Records from a data source
--------------------
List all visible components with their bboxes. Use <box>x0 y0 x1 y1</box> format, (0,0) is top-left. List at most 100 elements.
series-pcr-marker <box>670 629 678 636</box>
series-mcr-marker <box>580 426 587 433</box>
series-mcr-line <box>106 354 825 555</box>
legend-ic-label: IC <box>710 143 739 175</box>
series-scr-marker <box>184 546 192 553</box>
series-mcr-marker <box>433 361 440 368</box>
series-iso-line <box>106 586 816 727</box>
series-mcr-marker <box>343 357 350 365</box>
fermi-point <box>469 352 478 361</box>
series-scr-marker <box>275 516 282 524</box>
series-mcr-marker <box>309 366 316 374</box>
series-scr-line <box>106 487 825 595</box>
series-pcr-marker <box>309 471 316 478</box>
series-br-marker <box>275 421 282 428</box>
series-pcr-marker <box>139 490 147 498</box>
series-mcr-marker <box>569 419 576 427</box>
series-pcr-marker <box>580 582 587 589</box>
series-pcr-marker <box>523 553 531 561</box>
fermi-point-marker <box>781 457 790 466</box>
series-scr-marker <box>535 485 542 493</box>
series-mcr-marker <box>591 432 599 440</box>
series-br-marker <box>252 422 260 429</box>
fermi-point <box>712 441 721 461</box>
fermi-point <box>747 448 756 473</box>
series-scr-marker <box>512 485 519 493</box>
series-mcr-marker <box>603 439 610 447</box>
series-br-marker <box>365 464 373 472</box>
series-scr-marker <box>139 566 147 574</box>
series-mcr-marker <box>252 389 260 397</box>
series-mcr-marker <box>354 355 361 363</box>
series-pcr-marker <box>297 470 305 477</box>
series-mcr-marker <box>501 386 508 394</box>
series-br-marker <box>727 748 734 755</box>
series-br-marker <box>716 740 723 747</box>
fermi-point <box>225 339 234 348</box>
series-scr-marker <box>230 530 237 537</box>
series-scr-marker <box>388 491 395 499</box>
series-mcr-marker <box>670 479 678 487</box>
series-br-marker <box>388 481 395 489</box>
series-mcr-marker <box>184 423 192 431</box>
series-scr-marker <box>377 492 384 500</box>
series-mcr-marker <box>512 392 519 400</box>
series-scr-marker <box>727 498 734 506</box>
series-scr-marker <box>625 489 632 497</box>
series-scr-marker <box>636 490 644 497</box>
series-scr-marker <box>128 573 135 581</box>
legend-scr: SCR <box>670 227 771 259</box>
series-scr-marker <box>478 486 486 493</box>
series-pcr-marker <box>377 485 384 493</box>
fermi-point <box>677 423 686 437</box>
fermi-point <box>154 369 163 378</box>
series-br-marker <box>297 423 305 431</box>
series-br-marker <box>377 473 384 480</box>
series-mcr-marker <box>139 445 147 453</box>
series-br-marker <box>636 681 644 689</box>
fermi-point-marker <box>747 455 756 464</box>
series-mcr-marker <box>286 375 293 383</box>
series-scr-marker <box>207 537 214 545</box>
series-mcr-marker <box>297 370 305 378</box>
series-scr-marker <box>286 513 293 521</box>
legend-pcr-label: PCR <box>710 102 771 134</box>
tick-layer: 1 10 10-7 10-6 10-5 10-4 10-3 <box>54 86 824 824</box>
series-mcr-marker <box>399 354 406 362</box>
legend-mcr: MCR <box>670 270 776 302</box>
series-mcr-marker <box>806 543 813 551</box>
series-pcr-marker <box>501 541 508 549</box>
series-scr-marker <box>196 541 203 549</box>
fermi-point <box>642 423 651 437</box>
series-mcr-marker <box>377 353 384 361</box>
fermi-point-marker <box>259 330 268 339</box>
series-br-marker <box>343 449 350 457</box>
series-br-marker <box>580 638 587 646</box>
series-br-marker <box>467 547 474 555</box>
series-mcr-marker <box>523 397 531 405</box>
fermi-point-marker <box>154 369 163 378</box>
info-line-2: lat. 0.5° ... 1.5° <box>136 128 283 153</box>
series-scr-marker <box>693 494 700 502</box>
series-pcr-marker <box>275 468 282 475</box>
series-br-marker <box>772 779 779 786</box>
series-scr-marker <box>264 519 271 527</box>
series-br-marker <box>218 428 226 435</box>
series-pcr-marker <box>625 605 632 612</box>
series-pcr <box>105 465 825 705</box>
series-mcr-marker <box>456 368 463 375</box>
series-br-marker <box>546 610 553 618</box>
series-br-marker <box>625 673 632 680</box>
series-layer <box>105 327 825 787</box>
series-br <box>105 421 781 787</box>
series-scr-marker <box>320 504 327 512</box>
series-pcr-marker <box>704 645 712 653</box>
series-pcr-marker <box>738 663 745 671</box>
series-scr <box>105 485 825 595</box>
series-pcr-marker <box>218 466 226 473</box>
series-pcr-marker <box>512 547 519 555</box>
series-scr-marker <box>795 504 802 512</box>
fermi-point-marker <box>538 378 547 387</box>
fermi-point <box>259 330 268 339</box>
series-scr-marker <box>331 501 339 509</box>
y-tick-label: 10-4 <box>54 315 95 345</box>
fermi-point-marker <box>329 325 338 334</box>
--------------------
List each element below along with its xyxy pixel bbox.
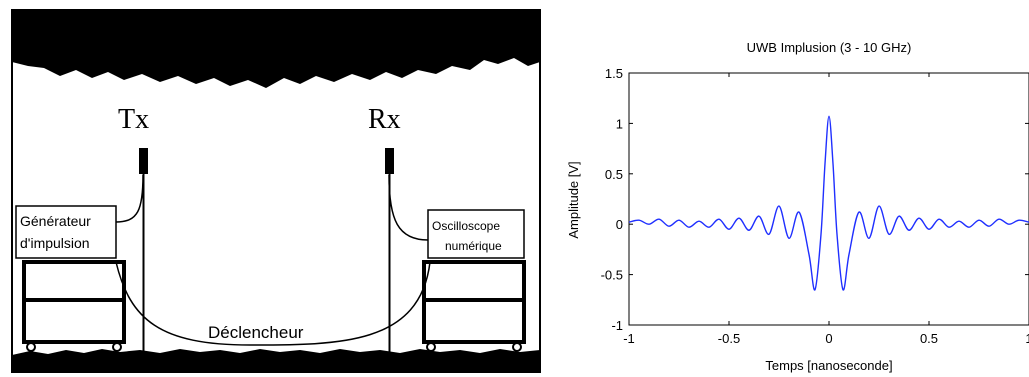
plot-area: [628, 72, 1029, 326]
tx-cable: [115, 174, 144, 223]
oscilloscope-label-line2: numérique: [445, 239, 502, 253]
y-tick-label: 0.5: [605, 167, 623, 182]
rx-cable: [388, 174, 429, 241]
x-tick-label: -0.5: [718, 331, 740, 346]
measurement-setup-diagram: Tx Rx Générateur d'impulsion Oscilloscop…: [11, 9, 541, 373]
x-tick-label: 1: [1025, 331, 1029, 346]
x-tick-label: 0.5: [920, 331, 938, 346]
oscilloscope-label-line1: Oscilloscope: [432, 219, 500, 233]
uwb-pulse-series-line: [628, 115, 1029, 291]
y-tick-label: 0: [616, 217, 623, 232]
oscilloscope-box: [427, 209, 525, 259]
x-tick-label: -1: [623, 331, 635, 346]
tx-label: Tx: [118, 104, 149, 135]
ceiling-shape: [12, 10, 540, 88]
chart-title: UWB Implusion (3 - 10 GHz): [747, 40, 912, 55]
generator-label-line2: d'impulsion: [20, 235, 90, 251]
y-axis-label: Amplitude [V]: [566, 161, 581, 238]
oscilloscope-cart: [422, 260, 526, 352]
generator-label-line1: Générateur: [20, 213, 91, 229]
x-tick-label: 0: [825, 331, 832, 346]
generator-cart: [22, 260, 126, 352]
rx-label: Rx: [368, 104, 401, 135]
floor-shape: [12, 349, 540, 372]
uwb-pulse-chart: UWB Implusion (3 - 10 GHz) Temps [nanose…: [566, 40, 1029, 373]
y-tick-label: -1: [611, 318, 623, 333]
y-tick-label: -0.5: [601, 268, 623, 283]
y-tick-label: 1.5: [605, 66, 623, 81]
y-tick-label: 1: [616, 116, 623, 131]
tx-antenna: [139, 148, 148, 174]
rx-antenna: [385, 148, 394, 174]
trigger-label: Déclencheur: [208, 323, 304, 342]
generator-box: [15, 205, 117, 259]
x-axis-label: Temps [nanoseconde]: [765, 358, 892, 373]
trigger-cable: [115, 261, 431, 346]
--------------------
- [REQUIRED TASK]:
Copy the data lines from the one containing "plot-area: [628, 72, 1029, 326]" through the one containing "x-tick-label: -0.5: [718, 331, 740, 346]", inclusive, keeping every character unchanged.

- [FINISHED TASK]:
plot-area: [628, 72, 1029, 326]
tx-cable: [115, 174, 144, 223]
oscilloscope-label-line2: numérique: [445, 239, 502, 253]
y-tick-label: 0.5: [605, 167, 623, 182]
rx-cable: [388, 174, 429, 241]
x-tick-label: -0.5: [718, 331, 740, 346]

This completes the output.